== Exercise directions ==
From the listing that follows, output everything exactly except the pictures.

====================

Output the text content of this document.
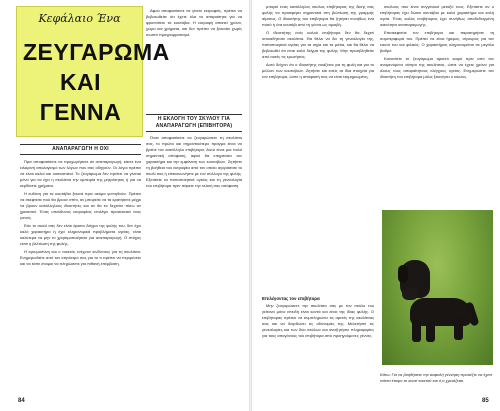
Κεφάλαιο Ένα
ΖΕΥΓΑΡΩΜΑ
ΚΑΙ ΓΕΝΝΑ
ΑΝΑΠΑΡΑΓΩΓΗ Η ΟΧΙ

Πριν αποφασίσετε να προχωρήσετε σε αναπαραγωγή, κάντε ένα ειλικρινή απολογισμό των λόγων που σας οδηγούν. Οι λόγοι πρέπει να είναι καλοί και ουσιαστικοί. Το ζευγάρωμα δεν πρέπει να γίνεται μόνο για να έχει η σκυλίτσα την εμπειρία της μητρότητας ή για να κερδίσετε χρήματα.

Η ευθύνη για τα κουτάβια ξεκινά πριν ακόμα γεννηθούν. Πρέπει να σκεφτείτε πού θα βρουν σπίτι, αν μπορείτε να τα κρατήσετε μέχρι να βρουν κατάλληλους ιδιοκτήτες και αν θα τα δεχτείτε πίσω αν χρειαστεί. Ένας υπεύθυνος εκτροφέας επιλέγει προσεκτικά τους γονείς.

Εάν το σκυλί σας δεν είναι άριστο δείγμα της φυλής του, δεν έχει καλό χαρακτήρα ή έχει κληρονομικά προβλήματα υγείας, είναι καλύτερα να μην το χρησιμοποιήσετε για αναπαραγωγή. Ο στόχος είναι η βελτίωση της φυλής.

Η εγκυμοσύνη και ο τοκετός ενέχουν κινδύνους για τη σκυλίτσα. Ενημερωθείτε από τον κτηνίατρό σας για το τι πρέπει να περιμένετε και να είστε έτοιμοι να πληρώσετε για πιθανή επέμβαση.

Αφού αποφασίσετε να γίνετε εκτροφείς, πρέπει να βεβαιωθείτε ότι έχετε όλα τα απαραίτητα για να φροντίσετε τα κουτάβια. Η εκτροφή απαιτεί χρόνο, χώρο και χρήματα, και δεν πρέπει να ξεκινάει χωρίς σωστό προγραμματισμό.

Η ΕΚΛΟΓΗ ΤΟΥ ΣΚΥΛΟΥ ΓΙΑ ΑΝΑΠΑΡΑΓΩΓΗ (ΕΠΙΒΗΤΟΡΑ)

Όταν αποφασίσετε να ζευγαρώσετε τη σκυλίτσα σας, το πρώτο και σημαντικότερο πράγμα είναι να βρείτε τον κατάλληλο επιβήτορα. Αυτό είναι μια πολύ σημαντική απόφαση, αφού θα επηρεάσει τον χαρακτήρα και την εμφάνιση των κουταβιών. Ζητήστε τη βοήθεια του εκτροφέα από τον οποίο αγοράσατε το σκυλί σας ή επικοινωνήστε με τον σύλλογο της φυλής. Εξετάστε τα πιστοποιητικά υγείας και τη γενεαλογία του επιβήτορα πριν πάρετε την τελική σας απόφαση.

84

μπορεί ένας κατάλληλος σκύλος επιβήτορας της δικής σας φυλής να προσφέρει σημαντικά στη βελτίωση της γραμμής αίματος. Ο ιδιοκτήτης του επιβήτορα θα ζητήσει συνήθως ένα ποσό ή ένα κουτάβι από τη γέννα ως αμοιβή.

Ο ιδιοκτήτης ενός καλού επιβήτορα δεν θα δεχτεί οποιαδήποτε σκυλίτσα. Θα θέλει να δει τη γενεαλογία της, πιστοποιητικά υγείας για τα ισχία και τα μάτια, και θα θέλει να βεβαιωθεί ότι είναι καλό δείγμα της φυλής. Μην προσβληθείτε από αυτές τις ερωτήσεις.

Αυτό δείχνει ότι ο ιδιοκτήτης νοιάζεται για τη φυλή και για το μέλλον των κουταβιών. Ζητήστε και εσείς τα ίδια στοιχεία για τον επιβήτορα, ώστε η απόφασή σας να είναι τεκμηριωμένη.

Επιλέγοντας τον επιβήτορα

Μην ζευγαρώσετε την σκυλίτσα σας με τον σκύλο του γείτονα μόνο επειδή είναι κοντά και είναι της ίδιας φυλής. Ο επιβήτορας πρέπει να συμπληρώνει τις αρετές της σκυλίτσας σας και να διορθώνει τις αδυναμίες της. Μελετήστε τις γενεαλογίες και των δύο σκύλων και αναζητήστε πληροφορίες για τους απογόνους του επιβήτορα από προηγούμενες γέννες.

σκύλους που είναι συγγενικοί μεταξύ τους. Εξετάστε αν ο επιβήτορας έχει δώσει κουτάβια με καλό χαρακτήρα και καλή υγεία. Ένας καλός επιβήτορας έχει συνήθως αποδεδειγμένη ικανότητα αναπαραγωγής.

Επισκεφτείτε τον επιβήτορα και παρατηρήστε τη συμπεριφορά του. Πρέπει να είναι ήρεμος, σίγουρος για τον εαυτό του και φιλικός. Ο χαρακτήρας κληρονομείται σε μεγάλο βαθμό.

Κανονίστε το ζευγάρωμα αρκετό καιρό πριν από τον αναμενόμενο οίστρο της σκυλίτσας, ώστε να έχετε χρόνο για όλους τους απαραίτητους ελέγχους υγείας. Ενημερώστε τον ιδιοκτήτη του επιβήτορα μόλις ξεκινήσει ο κύκλος.

Κάτω: Για να βοηθήσετε την ασφαλή γέννηση προσέξτε να έχετε πάντα έτοιμο το κουτί τοκετού και ό,τι χρειάζεται.
85
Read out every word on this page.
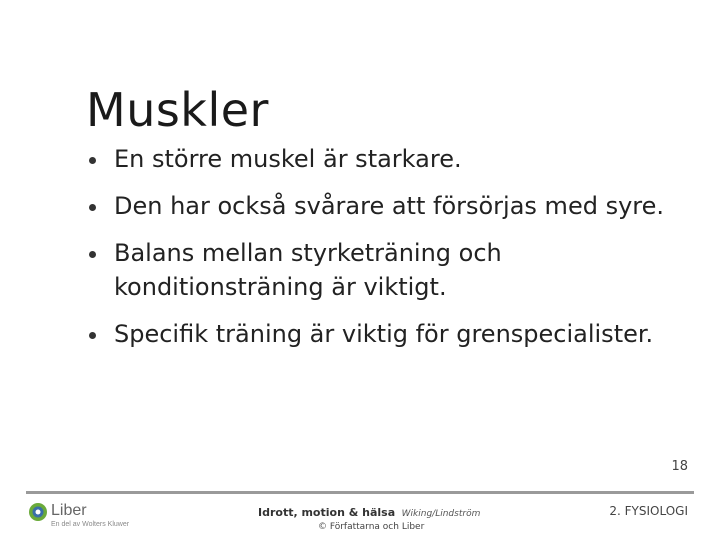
Muskler
En större muskel är starkare.
Den har också svårare att försörjas med syre.
Balans mellan styrketräning och konditionsträning är viktigt.
Specifik träning är viktig för grenspecialister.
18
Liber
En del av Wolters Kluwer
Idrott, motion & hälsa Wiking/Lindström
© Författarna och Liber
2. FYSIOLOGI
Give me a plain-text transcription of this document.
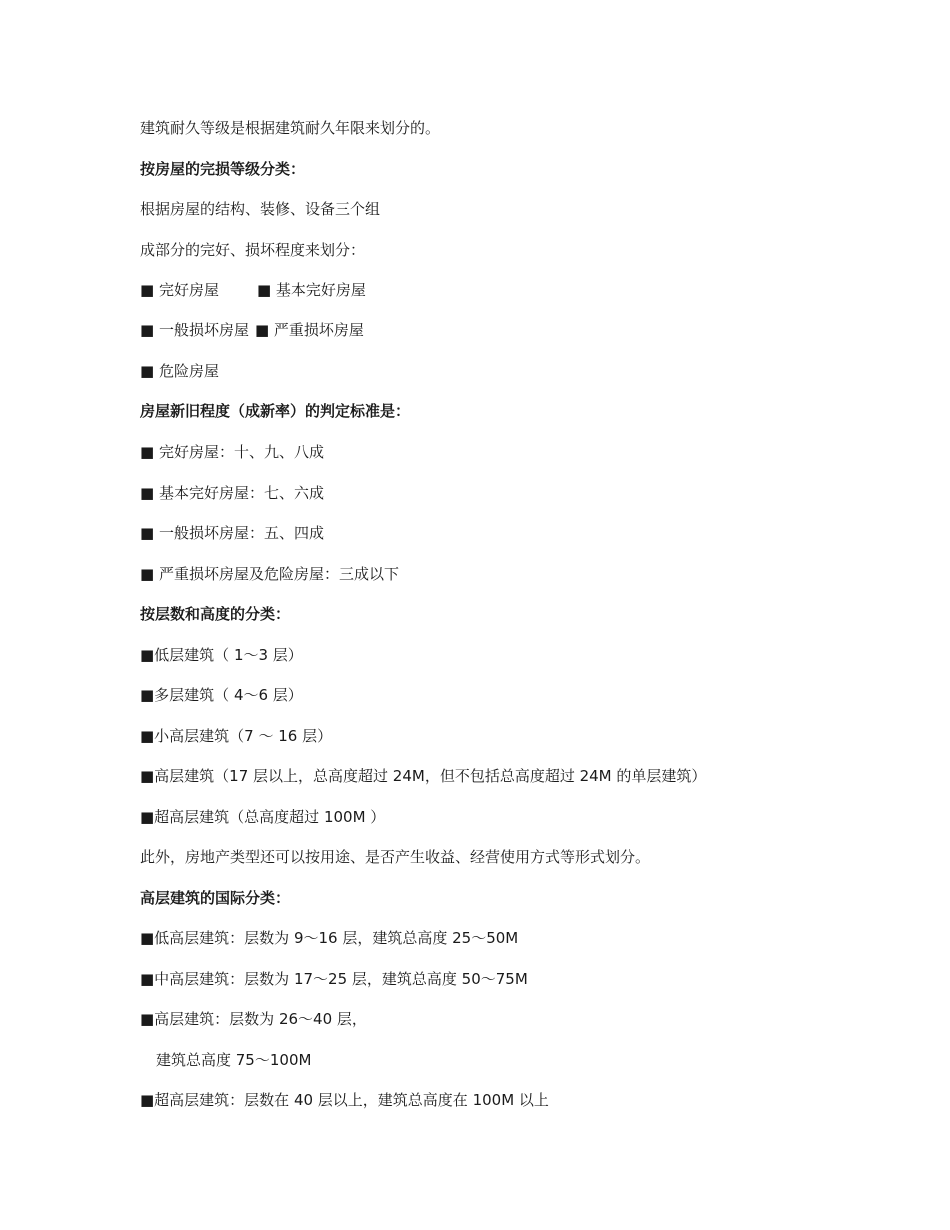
建筑耐久等级是根据建筑耐久年限来划分的。
按房屋的完损等级分类：
根据房屋的结构、装修、设备三个组
成部分的完好、损坏程度来划分：
■ 完好房屋	■ 基本完好房屋
■ 一般损坏房屋 ■ 严重损坏房屋
■ 危险房屋
房屋新旧程度（成新率）的判定标准是：
■ 完好房屋：十、九、八成
■ 基本完好房屋：七、六成
■ 一般损坏房屋：五、四成
■ 严重损坏房屋及危险房屋：三成以下
按层数和高度的分类：
■低层建筑（ 1～3 层）
■多层建筑（ 4～6 层）
■小高层建筑（7 ～ 16 层）
■高层建筑（17 层以上，总高度超过 24M，但不包括总高度超过 24M 的单层建筑）
■超高层建筑（总高度超过 100M ）
此外，房地产类型还可以按用途、是否产生收益、经营使用方式等形式划分。
高层建筑的国际分类：
■低高层建筑：层数为 9～16 层，建筑总高度 25～50M
■中高层建筑：层数为 17～25 层，建筑总高度 50～75M
■高层建筑：层数为 26～40 层，
建筑总高度 75～100M
■超高层建筑：层数在 40 层以上，建筑总高度在 100M 以上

====================

== The answer ==
Output the text content of this document.
Κεφάλαιο Ένα
ΖΕΥΓΑΡΩΜΑ
ΚΑΙ ΓΕΝΝΑ
ΑΝΑΠΑΡΑΓΩΓΗ Η ΟΧΙ

Πριν αποφασίσετε να προχωρήσετε σε αναπαραγωγή, κάντε ένα ειλικρινή απολογισμό των λόγων που σας οδηγούν. Οι λόγοι πρέπει να είναι καλοί και ουσιαστικοί. Το ζευγάρωμα δεν πρέπει να γίνεται μόνο για να έχει η σκυλίτσα την εμπειρία της μητρότητας ή για να κερδίσετε χρήματα.

Η ευθύνη για τα κουτάβια ξεκινά πριν ακόμα γεννηθούν. Πρέπει να σκεφτείτε πού θα βρουν σπίτι, αν μπορείτε να τα κρατήσετε μέχρι να βρουν κατάλληλους ιδιοκτήτες και αν θα τα δεχτείτε πίσω αν χρειαστεί. Ένας υπεύθυνος εκτροφέας επιλέγει προσεκτικά τους γονείς.

Εάν το σκυλί σας δεν είναι άριστο δείγμα της φυλής του, δεν έχει καλό χαρακτήρα ή έχει κληρονομικά προβλήματα υγείας, είναι καλύτερα να μην το χρησιμοποιήσετε για αναπαραγωγή. Ο στόχος είναι η βελτίωση της φυλής.

Η εγκυμοσύνη και ο τοκετός ενέχουν κινδύνους για τη σκυλίτσα. Ενημερωθείτε από τον κτηνίατρό σας για το τι πρέπει να περιμένετε και να είστε έτοιμοι να πληρώσετε για πιθανή επέμβαση.

Αφού αποφασίσετε να γίνετε εκτροφείς, πρέπει να βεβαιωθείτε ότι έχετε όλα τα απαραίτητα για να φροντίσετε τα κουτάβια. Η εκτροφή απαιτεί χρόνο, χώρο και χρήματα, και δεν πρέπει να ξεκινάει χωρίς σωστό προγραμματισμό.

Η ΕΚΛΟΓΗ ΤΟΥ ΣΚΥΛΟΥ ΓΙΑ ΑΝΑΠΑΡΑΓΩΓΗ (ΕΠΙΒΗΤΟΡΑ)

Όταν αποφασίσετε να ζευγαρώσετε τη σκυλίτσα σας, το πρώτο και σημαντικότερο πράγμα είναι να βρείτε τον κατάλληλο επιβήτορα. Αυτό είναι μια πολύ σημαντική απόφαση, αφού θα επηρεάσει τον χαρακτήρα και την εμφάνιση των κουταβιών. Ζητήστε τη βοήθεια του εκτροφέα από τον οποίο αγοράσατε το σκυλί σας ή επικοινωνήστε με τον σύλλογο της φυλής. Εξετάστε τα πιστοποιητικά υγείας και τη γενεαλογία του επιβήτορα πριν πάρετε την τελική σας απόφαση.

84

μπορεί ένας κατάλληλος σκύλος επιβήτορας της δικής σας φυλής να προσφέρει σημαντικά στη βελτίωση της γραμμής αίματος. Ο ιδιοκτήτης του επιβήτορα θα ζητήσει συνήθως ένα ποσό ή ένα κουτάβι από τη γέννα ως αμοιβή.

Ο ιδιοκτήτης ενός καλού επιβήτορα δεν θα δεχτεί οποιαδήποτε σκυλίτσα. Θα θέλει να δει τη γενεαλογία της, πιστοποιητικά υγείας για τα ισχία και τα μάτια, και θα θέλει να βεβαιωθεί ότι είναι καλό δείγμα της φυλής. Μην προσβληθείτε από αυτές τις ερωτήσεις.

Αυτό δείχνει ότι ο ιδιοκτήτης νοιάζεται για τη φυλή και για το μέλλον των κουταβιών. Ζητήστε και εσείς τα ίδια στοιχεία για τον επιβήτορα, ώστε η απόφασή σας να είναι τεκμηριωμένη.

Επιλέγοντας τον επιβήτορα

Μην ζευγαρώσετε την σκυλίτσα σας με τον σκύλο του γείτονα μόνο επειδή είναι κοντά και είναι της ίδιας φυλής. Ο επιβήτορας πρέπει να συμπληρώνει τις αρετές της σκυλίτσας σας και να διορθώνει τις αδυναμίες της. Μελετήστε τις γενεαλογίες και των δύο σκύλων και αναζητήστε πληροφορίες για τους απογόνους του επιβήτορα από προηγούμενες γέννες.

σκύλους που είναι συγγενικοί μεταξύ τους. Εξετάστε αν ο επιβήτορας έχει δώσει κουτάβια με καλό χαρακτήρα και καλή υγεία. Ένας καλός επιβήτορας έχει συνήθως αποδεδειγμένη ικανότητα αναπαραγωγής.

Επισκεφτείτε τον επιβήτορα και παρατηρήστε τη συμπεριφορά του. Πρέπει να είναι ήρεμος, σίγουρος για τον εαυτό του και φιλικός. Ο χαρακτήρας κληρονομείται σε μεγάλο βαθμό.

Κανονίστε το ζευγάρωμα αρκετό καιρό πριν από τον αναμενόμενο οίστρο της σκυλίτσας, ώστε να έχετε χρόνο για όλους τους απαραίτητους ελέγχους υγείας. Ενημερώστε τον ιδιοκτήτη του επιβήτορα μόλις ξεκινήσει ο κύκλος.

Κάτω: Για να βοηθήσετε την ασφαλή γέννηση προσέξτε να έχετε πάντα έτοιμο το κουτί τοκετού και ό,τι χρειάζεται.
85
Read out every word on this page.
Muskler
En större muskel är starkare.
Den har också svårare att försörjas med syre.
Balans mellan styrketräning och konditionsträning är viktigt.
Specifik träning är viktig för grenspecialister.
18
Liber
En del av Wolters Kluwer
Idrott, motion & hälsa Wiking/Lindström
© Författarna och Liber
2. FYSIOLOGI
Give me a plain-text transcription of this document.
建筑耐久等级是根据建筑耐久年限来划分的。
按房屋的完损等级分类：
根据房屋的结构、装修、设备三个组
成部分的完好、损坏程度来划分：
■ 完好房屋	■ 基本完好房屋
■ 一般损坏房屋 ■ 严重损坏房屋
■ 危险房屋
房屋新旧程度（成新率）的判定标准是：
■ 完好房屋：十、九、八成
■ 基本完好房屋：七、六成
■ 一般损坏房屋：五、四成
■ 严重损坏房屋及危险房屋：三成以下
按层数和高度的分类：
■低层建筑（ 1～3 层）
■多层建筑（ 4～6 层）
■小高层建筑（7 ～ 16 层）
■高层建筑（17 层以上，总高度超过 24M，但不包括总高度超过 24M 的单层建筑）
■超高层建筑（总高度超过 100M ）
此外，房地产类型还可以按用途、是否产生收益、经营使用方式等形式划分。
高层建筑的国际分类：
■低高层建筑：层数为 9～16 层，建筑总高度 25～50M
■中高层建筑：层数为 17～25 层，建筑总高度 50～75M
■高层建筑：层数为 26～40 层，
建筑总高度 75～100M
■超高层建筑：层数在 40 层以上，建筑总高度在 100M 以上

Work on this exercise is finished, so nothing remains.